**WHAT IS ASKED**
Each line containing the word "name" must be reported.

Dataset rows about figures
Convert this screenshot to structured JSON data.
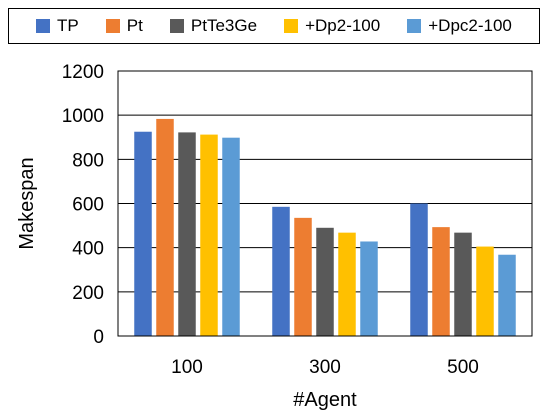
{
  "chart_data": {
    "type": "bar",
    "title": "",
    "xlabel": "#Agent",
    "ylabel": "Makespan",
    "categories": [
      "100",
      "300",
      "500"
    ],
    "ylim": [
      0,
      1200
    ],
    "yticks": [
      0,
      200,
      400,
      600,
      800,
      1000,
      1200
    ],
    "grid": true,
    "legend_position": "top",
    "series": [
      {
        "name": "TP",
        "color": "#4472C4",
        "values": [
          925,
          585,
          600
        ]
      },
      {
        "name": "Pt",
        "color": "#ED7D31",
        "values": [
          983,
          535,
          493
        ]
      },
      {
        "name": "PtTe3Ge",
        "color": "#595959",
        "values": [
          922,
          490,
          468
        ]
      },
      {
        "name": "+Dp2-100",
        "color": "#FFC000",
        "values": [
          912,
          468,
          405
        ]
      },
      {
        "name": "+Dpc2-100",
        "color": "#5B9BD5",
        "values": [
          898,
          428,
          368
        ]
      }
    ]
  }
}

**RESPONSE FOR THIS EXERCISE**
        "name": "TP",
        "name": "Pt",
        "name": "PtTe3Ge",
        "name": "+Dp2-100",
        "name": "+Dpc2-100",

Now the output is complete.